### Written request
Write out the data again exactly, skipping every picture.

### Data to process
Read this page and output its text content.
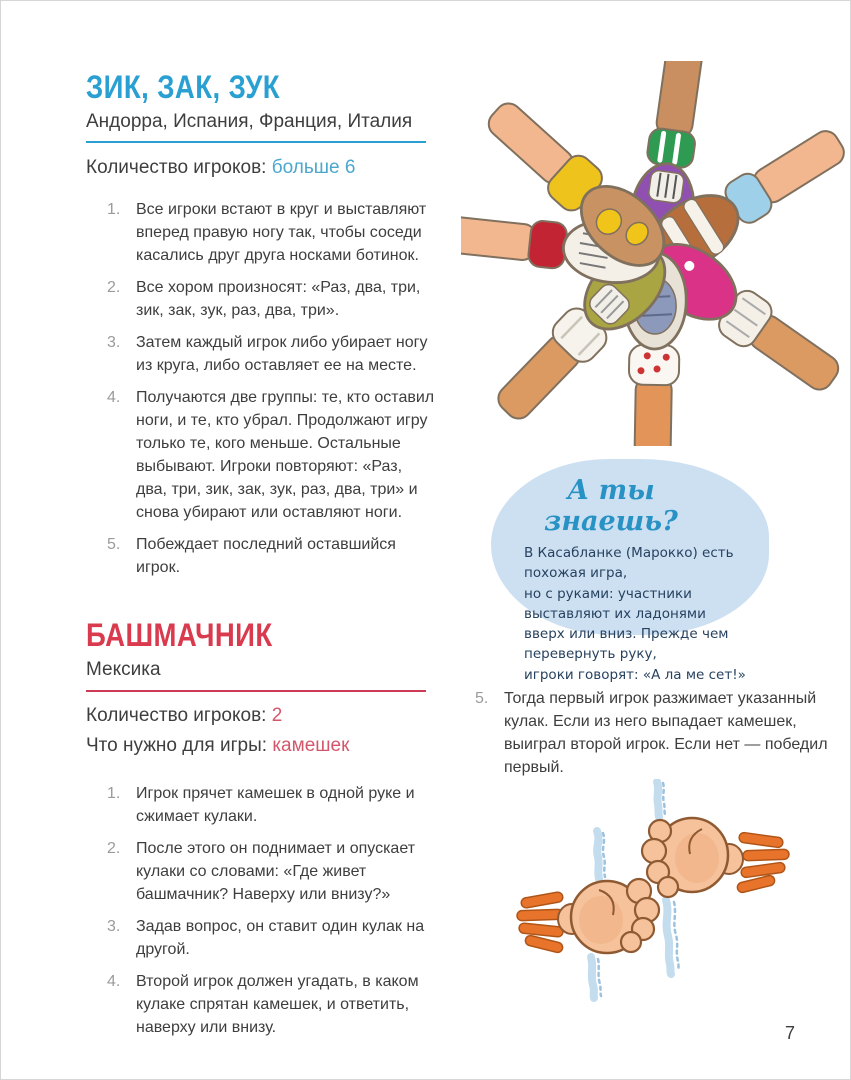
ЗИК, ЗАК, ЗУК
Андорра, Испания, Франция, Италия
Количество игроков: больше 6
1. Все игроки встают в круг и выставляют вперед правую ногу так, чтобы соседи касались друг друга носками ботинок.
2. Все хором произносят: «Раз, два, три, зик, зак, зук, раз, два, три».
3. Затем каждый игрок либо убирает ногу из круга, либо оставляет ее на месте.
4. Получаются две группы: те, кто оставил ноги, и те, кто убрал. Продолжают игру только те, кого меньше. Остальные выбывают. Игроки повторяют: «Раз, два, три, зик, зак, зук, раз, два, три» и снова убирают или оставляют ноги.
5. Побеждает последний оставшийся игрок.
БАШМАЧНИК
Мексика
Количество игроков: 2
Что нужно для игры: камешек
1. Игрок прячет камешек в одной руке и сжимает кулаки.
2. После этого он поднимает и опускает кулаки со словами: «Где живет башмачник? Наверху или внизу?»
3. Задав вопрос, он ставит один кулак на другой.
4. Второй игрок должен угадать, в каком кулаке спрятан камешек, и ответить, наверху или внизу.
5. Тогда первый игрок разжимает указанный кулак. Если из него выпадает камешек, выиграл второй игрок. Если нет — победил первый.
А ты знаешь?
В Касабланке (Марокко) есть похожая игра,
но с руками: участники выставляют их ладонями
вверх или вниз. Прежде чем перевернуть руку,
игроки говорят: «А ла ме сет!»
7
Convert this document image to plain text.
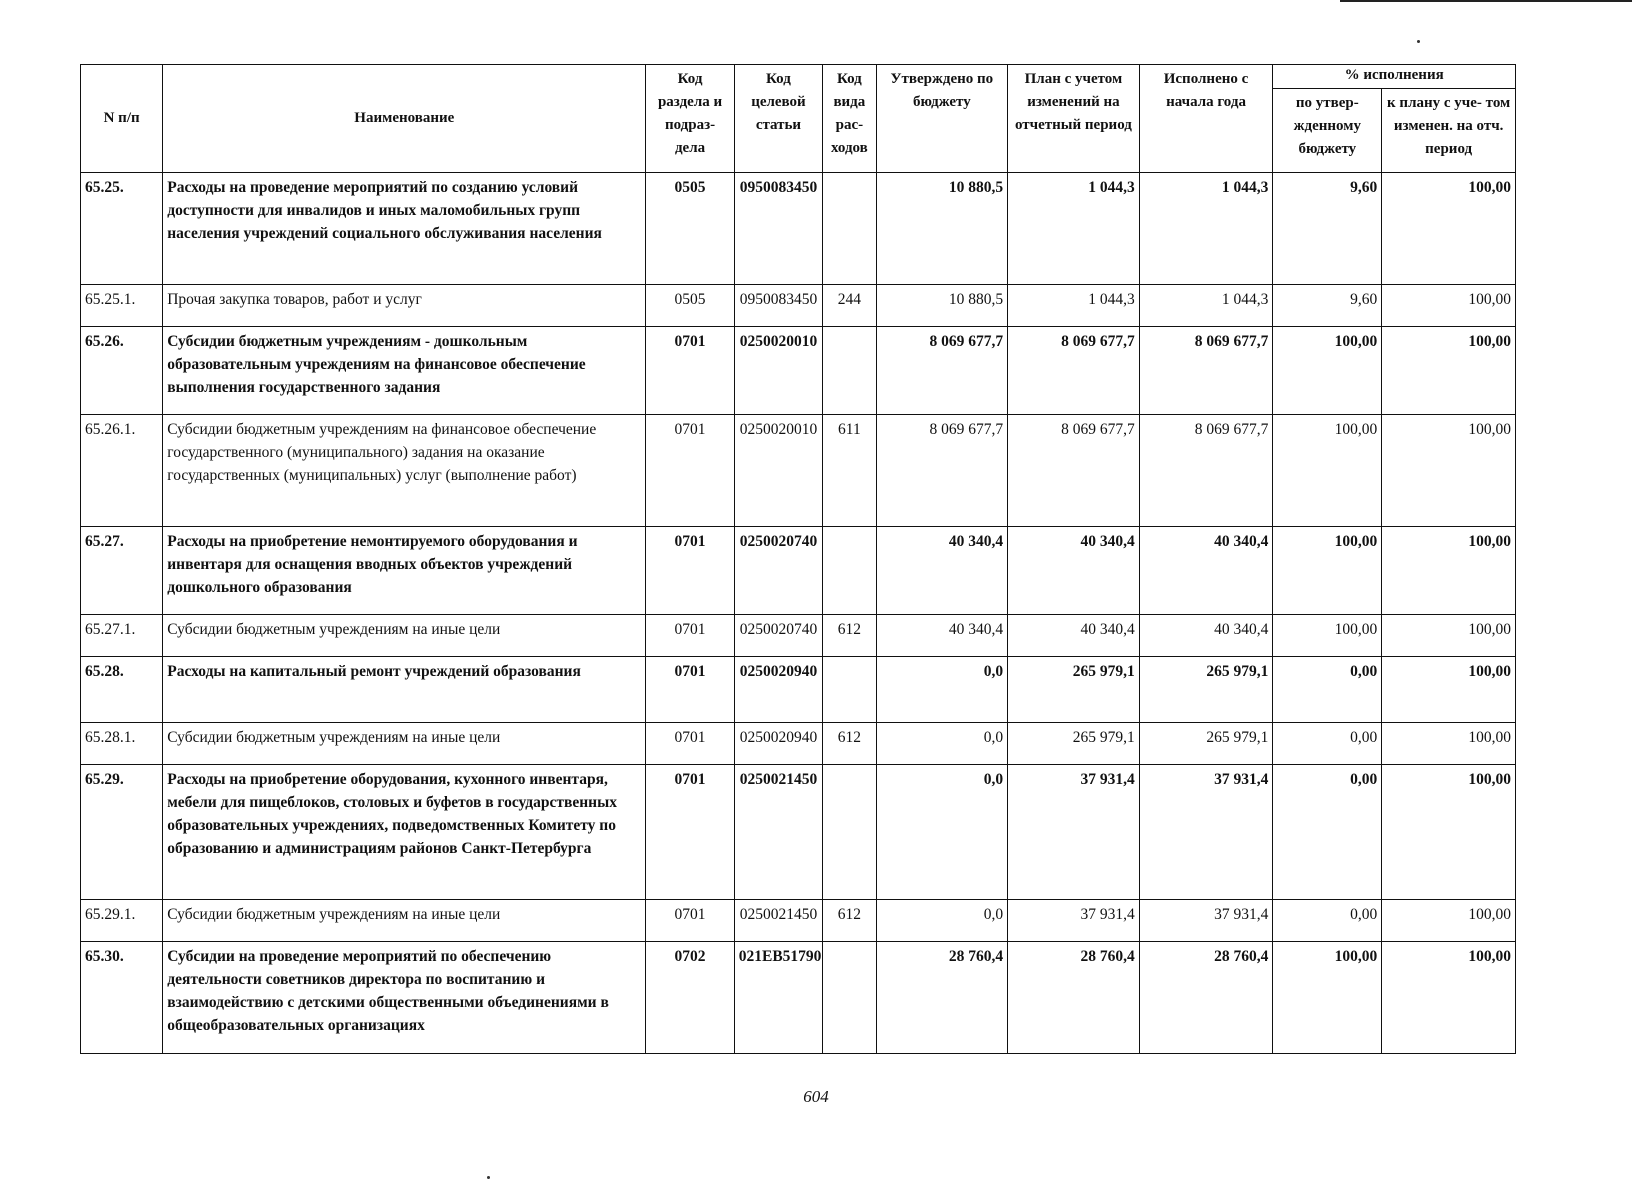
N п/п	Наименование	Код раздела и подраз- дела	Код целевой статьи	Код вида рас- ходов	Утверждено по бюджету	План с учетом изменений на отчетный период	Исполнено с начала года	% исполнения	
								по утвер- жденному бюджету	к плану с уче- том изменен. на отч. период
65.25.	Расходы на проведение мероприятий по созданию условий доступности для инвалидов и иных маломобильных групп населения учреждений социального обслуживания населения	0505	0950083450		10 880,5	1 044,3	1 044,3	9,60	100,00
65.25.1.	Прочая закупка товаров, работ и услуг	0505	0950083450	244	10 880,5	1 044,3	1 044,3	9,60	100,00
65.26.	Субсидии бюджетным учреждениям - дошкольным образовательным учреждениям на финансовое обеспечение выполнения государственного задания	0701	0250020010		8 069 677,7	8 069 677,7	8 069 677,7	100,00	100,00
65.26.1.	Субсидии бюджетным учреждениям на финансовое обеспечение государственного (муниципального) задания на оказание государственных (муниципальных) услуг (выполнение работ)	0701	0250020010	611	8 069 677,7	8 069 677,7	8 069 677,7	100,00	100,00
65.27.	Расходы на приобретение немонтируемого оборудования и инвентаря для оснащения вводных объектов учреждений дошкольного образования	0701	0250020740		40 340,4	40 340,4	40 340,4	100,00	100,00
65.27.1.	Субсидии бюджетным учреждениям на иные цели	0701	0250020740	612	40 340,4	40 340,4	40 340,4	100,00	100,00
65.28.	Расходы на капитальный ремонт учреждений образования	0701	0250020940		0,0	265 979,1	265 979,1	0,00	100,00
65.28.1.	Субсидии бюджетным учреждениям на иные цели	0701	0250020940	612	0,0	265 979,1	265 979,1	0,00	100,00
65.29.	Расходы на приобретение оборудования, кухонного инвентаря, мебели для пищеблоков, столовых и буфетов в государственных образовательных учреждениях, подведомственных Комитету по образованию и администрациям районов Санкт-Петербурга	0701	0250021450		0,0	37 931,4	37 931,4	0,00	100,00
65.29.1.	Субсидии бюджетным учреждениям на иные цели	0701	0250021450	612	0,0	37 931,4	37 931,4	0,00	100,00
65.30.	Субсидии на проведение мероприятий по обеспечению деятельности советников директора по воспитанию и взаимодействию с детскими общественными объединениями в общеобразовательных организациях	0702	021EB51790		28 760,4	28 760,4	28 760,4	100,00	100,00
604
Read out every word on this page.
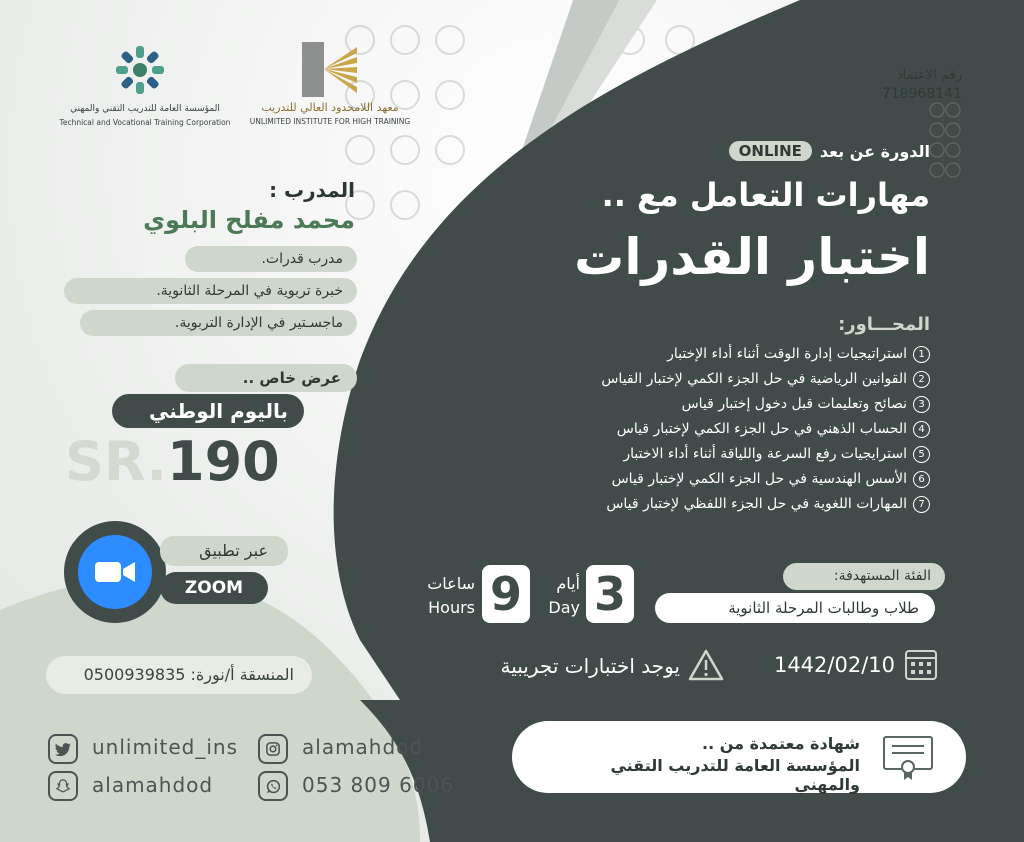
المؤسسة العامة للتدريب التقني والمهني
Technical and Vocational Training Corporation
معهد اللامحدود العالي للتدريب
UNLIMITED INSTITUTE FOR HIGH TRAINING
رقم الاعتماد
718968141
الدورة عن بعد
ONLINE
مهارات التعامل مع ..
اختبار القدرات
المحـــاور:
1استراتيجيات إدارة الوقت أثناء أداء الإختبار
2القوانين الرياضية في حل الجزء الكمي لإختبار القياس
3نصائح وتعليمات قبل دخول إختبار قياس
4الحساب الذهني في حل الجزء الكمي لإختبار قياس
5استرايجيات رفع السرعة واللياقة أثناء أداء الاختبار
6الأسس الهندسية في حل الجزء الكمي لإختبار قياس
7المهارات اللغوية في حل الجزء اللفظي لإختبار قياس
الفئة المستهدفة:
طلاب وطالبات المرحلة الثانوية
3
أيام
Day
9
ساعات
Hours
1442/02/10
يوجد اختبارات تجريبية
شهادة معتمدة من ..
المؤسسة العامة للتدريب التقني والمهني
المدرب :
محمد مفلح البلوي
مدرب قدرات.
خبرة تربوية في المرحلة الثانوية.
ماجسـتير في الإدارة التربوية.
عرض خاص ..
باليوم الوطني
SR. 190
عبر تطبيق
ZOOM
المنسقة أ/نورة: 0500939835
unlimited_ins	alamahdod
alamahdod	053 809 6006
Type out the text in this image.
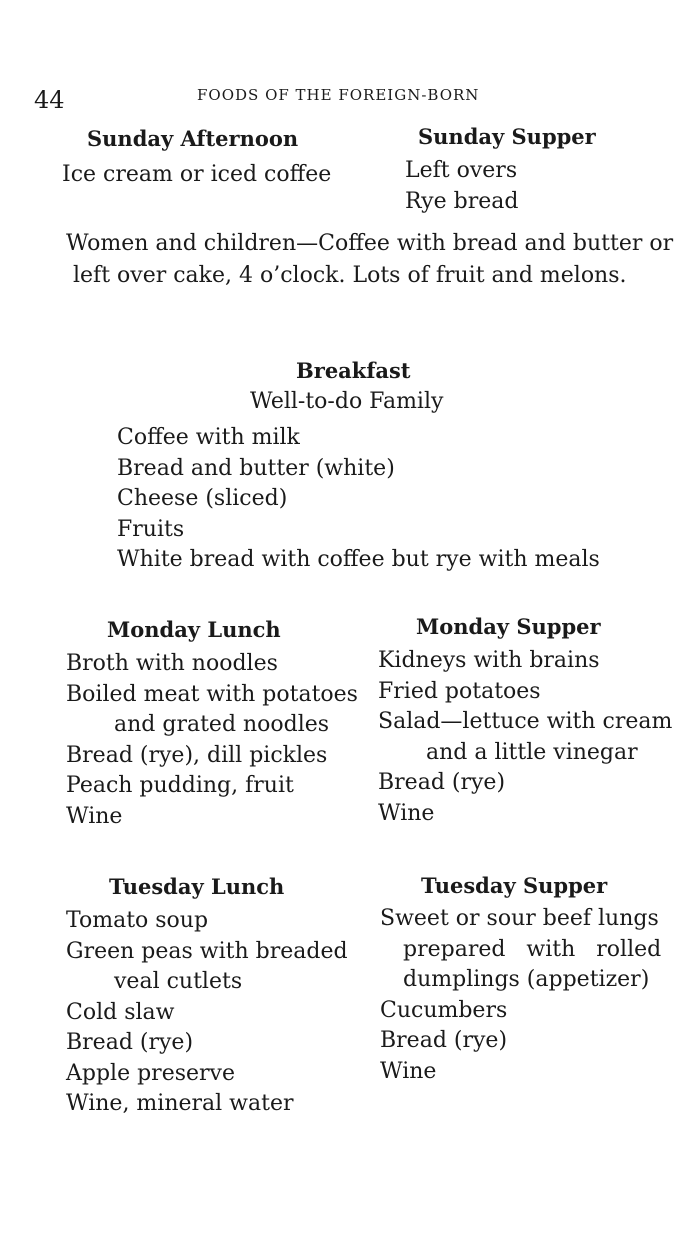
44	FOODS OF THE FOREIGN-BORN
Sunday Afternoon
Ice cream or iced coffee
Sunday Supper
Left overs
Rye bread
Women and children—Coffee with bread and butter or
left over cake, 4 o’clock. Lots of fruit and melons.
Breakfast
Well-to-do Family
Coffee with milk
Bread and butter (white)
Cheese (sliced)
Fruits
White bread with coffee but rye with meals
Monday Lunch
Broth with noodles
Boiled meat with potatoes
and grated noodles
Bread (rye), dill pickles
Peach pudding, fruit
Wine
Monday Supper
Kidneys with brains
Fried potatoes
Salad—lettuce with cream
and a little vinegar
Bread (rye)
Wine
Tuesday Lunch
Tomato soup
Green peas with breaded
veal cutlets
Cold slaw
Bread (rye)
Apple preserve
Wine, mineral water
Tuesday Supper
Sweet or sour beef lungs
prepared   with   rolled
dumplings (appetizer)
Cucumbers
Bread (rye)
Wine
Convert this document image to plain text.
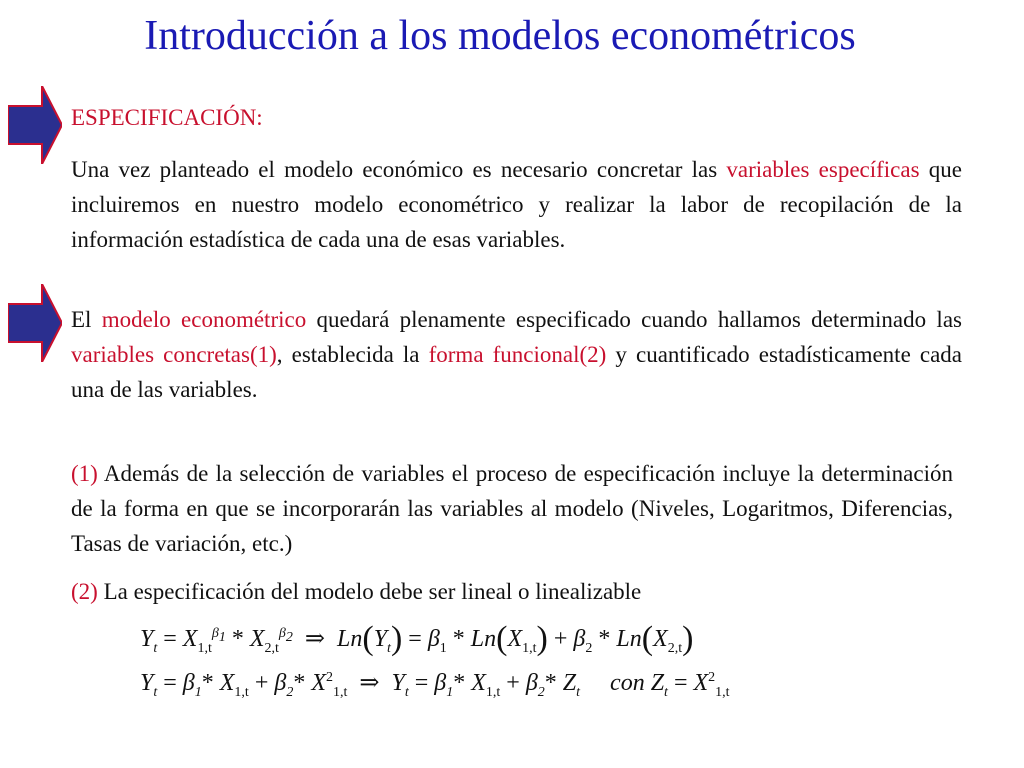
Introducción a los modelos econométricos
ESPECIFICACIÓN:
Una vez planteado el modelo económico es necesario concretar las variables específicas que incluiremos en nuestro modelo econométrico y realizar la labor de recopilación de la información estadística de cada una de esas variables.
El modelo econométrico quedará plenamente especificado cuando hallamos determinado las variables concretas(1), establecida la forma funcional(2) y cuantificado estadísticamente cada una de las variables.
(1) Además de la selección de variables el proceso de especificación incluye la determinación de la forma en que se incorporarán las variables al modelo (Niveles, Logaritmos, Diferencias, Tasas de variación, etc.)
(2) La especificación del modelo debe ser lineal o linealizable
$Y_t = X_{1,t}^{\beta_1} * X_{2,t}^{\beta_2}$  ⇒  $Ln(Y_t) = \beta_1 * Ln(X_{1,t}) + \beta_2 * Ln(X_{2,t})$
$Y_t = \beta_1*$ $X_{1,t} + \beta_2*$ $X^2_{1,t}$  ⇒  $Y_t = \beta_1*$ $X_{1,t} + \beta_2*$ $Z_t$     con $Z_t = X^2_{1,t}$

### Solution to the problem
Read this page and output its text content.
ЗИК, ЗАК, ЗУК
Андорра, Испания, Франция, Италия
Количество игроков: больше 6
1. Все игроки встают в круг и выставляют вперед правую ногу так, чтобы соседи касались друг друга носками ботинок.
2. Все хором произносят: «Раз, два, три, зик, зак, зук, раз, два, три».
3. Затем каждый игрок либо убирает ногу из круга, либо оставляет ее на месте.
4. Получаются две группы: те, кто оставил ноги, и те, кто убрал. Продолжают игру только те, кого меньше. Остальные выбывают. Игроки повторяют: «Раз, два, три, зик, зак, зук, раз, два, три» и снова убирают или оставляют ноги.
5. Побеждает последний оставшийся игрок.
БАШМАЧНИК
Мексика
Количество игроков: 2
Что нужно для игры: камешек
1. Игрок прячет камешек в одной руке и сжимает кулаки.
2. После этого он поднимает и опускает кулаки со словами: «Где живет башмачник? Наверху или внизу?»
3. Задав вопрос, он ставит один кулак на другой.
4. Второй игрок должен угадать, в каком кулаке спрятан камешек, и ответить, наверху или внизу.
5. Тогда первый игрок разжимает указанный кулак. Если из него выпадает камешек, выиграл второй игрок. Если нет — победил первый.
А ты знаешь?
В Касабланке (Марокко) есть похожая игра,
но с руками: участники выставляют их ладонями
вверх или вниз. Прежде чем перевернуть руку,
игроки говорят: «А ла ме сет!»
7
Convert this document image to plain text.
N п/п	Наименование	Код раздела и подраз- дела	Код целевой статьи	Код вида рас- ходов	Утверждено по бюджету	План с учетом изменений на отчетный период	Исполнено с начала года	% исполнения	
								по утвер- жденному бюджету	к плану с уче- том изменен. на отч. период
65.25.	Расходы на проведение мероприятий по созданию условий доступности для инвалидов и иных маломобильных групп населения учреждений социального обслуживания населения	0505	0950083450		10 880,5	1 044,3	1 044,3	9,60	100,00
65.25.1.	Прочая закупка товаров, работ и услуг	0505	0950083450	244	10 880,5	1 044,3	1 044,3	9,60	100,00
65.26.	Субсидии бюджетным учреждениям - дошкольным образовательным учреждениям на финансовое обеспечение выполнения государственного задания	0701	0250020010		8 069 677,7	8 069 677,7	8 069 677,7	100,00	100,00
65.26.1.	Субсидии бюджетным учреждениям на финансовое обеспечение государственного (муниципального) задания на оказание государственных (муниципальных) услуг (выполнение работ)	0701	0250020010	611	8 069 677,7	8 069 677,7	8 069 677,7	100,00	100,00
65.27.	Расходы на приобретение немонтируемого оборудования и инвентаря для оснащения вводных объектов учреждений дошкольного образования	0701	0250020740		40 340,4	40 340,4	40 340,4	100,00	100,00
65.27.1.	Субсидии бюджетным учреждениям на иные цели	0701	0250020740	612	40 340,4	40 340,4	40 340,4	100,00	100,00
65.28.	Расходы на капитальный ремонт учреждений образования	0701	0250020940		0,0	265 979,1	265 979,1	0,00	100,00
65.28.1.	Субсидии бюджетным учреждениям на иные цели	0701	0250020940	612	0,0	265 979,1	265 979,1	0,00	100,00
65.29.	Расходы на приобретение оборудования, кухонного инвентаря, мебели для пищеблоков, столовых и буфетов в государственных образовательных учреждениях, подведомственных Комитету по образованию и администрациям районов Санкт-Петербурга	0701	0250021450		0,0	37 931,4	37 931,4	0,00	100,00
65.29.1.	Субсидии бюджетным учреждениям на иные цели	0701	0250021450	612	0,0	37 931,4	37 931,4	0,00	100,00
65.30.	Субсидии на проведение мероприятий по обеспечению деятельности советников директора по воспитанию и взаимодействию с детскими общественными объединениями в общеобразовательных организациях	0702	021EB51790		28 760,4	28 760,4	28 760,4	100,00	100,00
604
Read out every word on this page.
المؤسسة العامة للتدريب التقني والمهني
Technical and Vocational Training Corporation
معهد اللامحدود العالي للتدريب
UNLIMITED INSTITUTE FOR HIGH TRAINING
رقم الاعتماد
718968141
الدورة عن بعد
ONLINE
مهارات التعامل مع ..
اختبار القدرات
المحـــاور:
1استراتيجيات إدارة الوقت أثناء أداء الإختبار
2القوانين الرياضية في حل الجزء الكمي لإختبار القياس
3نصائح وتعليمات قبل دخول إختبار قياس
4الحساب الذهني في حل الجزء الكمي لإختبار قياس
5استرايجيات رفع السرعة واللياقة أثناء أداء الاختبار
6الأسس الهندسية في حل الجزء الكمي لإختبار قياس
7المهارات اللغوية في حل الجزء اللفظي لإختبار قياس
الفئة المستهدفة:
طلاب وطالبات المرحلة الثانوية
3
أيام
Day
9
ساعات
Hours
1442/02/10
يوجد اختبارات تجريبية
شهادة معتمدة من ..
المؤسسة العامة للتدريب التقني والمهني
المدرب :
محمد مفلح البلوي
مدرب قدرات.
خبرة تربوية في المرحلة الثانوية.
ماجسـتير في الإدارة التربوية.
عرض خاص ..
باليوم الوطني
SR. 190
عبر تطبيق
ZOOM
المنسقة أ/نورة: 0500939835
unlimited_ins	alamahdod
alamahdod	053 809 6006
Type out the text in this image.
44	FOODS OF THE FOREIGN-BORN
Sunday Afternoon
Ice cream or iced coffee
Sunday Supper
Left overs
Rye bread
Women and children—Coffee with bread and butter or
left over cake, 4 o’clock. Lots of fruit and melons.
Breakfast
Well-to-do Family
Coffee with milk
Bread and butter (white)
Cheese (sliced)
Fruits
White bread with coffee but rye with meals
Monday Lunch
Broth with noodles
Boiled meat with potatoes
and grated noodles
Bread (rye), dill pickles
Peach pudding, fruit
Wine
Monday Supper
Kidneys with brains
Fried potatoes
Salad—lettuce with cream
and a little vinegar
Bread (rye)
Wine
Tuesday Lunch
Tomato soup
Green peas with breaded
veal cutlets
Cold slaw
Bread (rye)
Apple preserve
Wine, mineral water
Tuesday Supper
Sweet or sour beef lungs
prepared   with   rolled
dumplings (appetizer)
Cucumbers
Bread (rye)
Wine
Convert this document image to plain text.
Introducción a los modelos econométricos
ESPECIFICACIÓN:
Una vez planteado el modelo económico es necesario concretar las variables específicas que incluiremos en nuestro modelo econométrico y realizar la labor de recopilación de la información estadística de cada una de esas variables.
El modelo econométrico quedará plenamente especificado cuando hallamos determinado las variables concretas(1), establecida la forma funcional(2) y cuantificado estadísticamente cada una de las variables.
(1) Además de la selección de variables el proceso de especificación incluye la determinación de la forma en que se incorporarán las variables al modelo (Niveles, Logaritmos, Diferencias, Tasas de variación, etc.)
(2) La especificación del modelo debe ser lineal o linealizable
$Y_t = X_{1,t}^{\beta_1} * X_{2,t}^{\beta_2}$  ⇒  $Ln(Y_t) = \beta_1 * Ln(X_{1,t}) + \beta_2 * Ln(X_{2,t})$
$Y_t = \beta_1*$ $X_{1,t} + \beta_2*$ $X^2_{1,t}$  ⇒  $Y_t = \beta_1*$ $X_{1,t} + \beta_2*$ $Z_t$     con $Z_t = X^2_{1,t}$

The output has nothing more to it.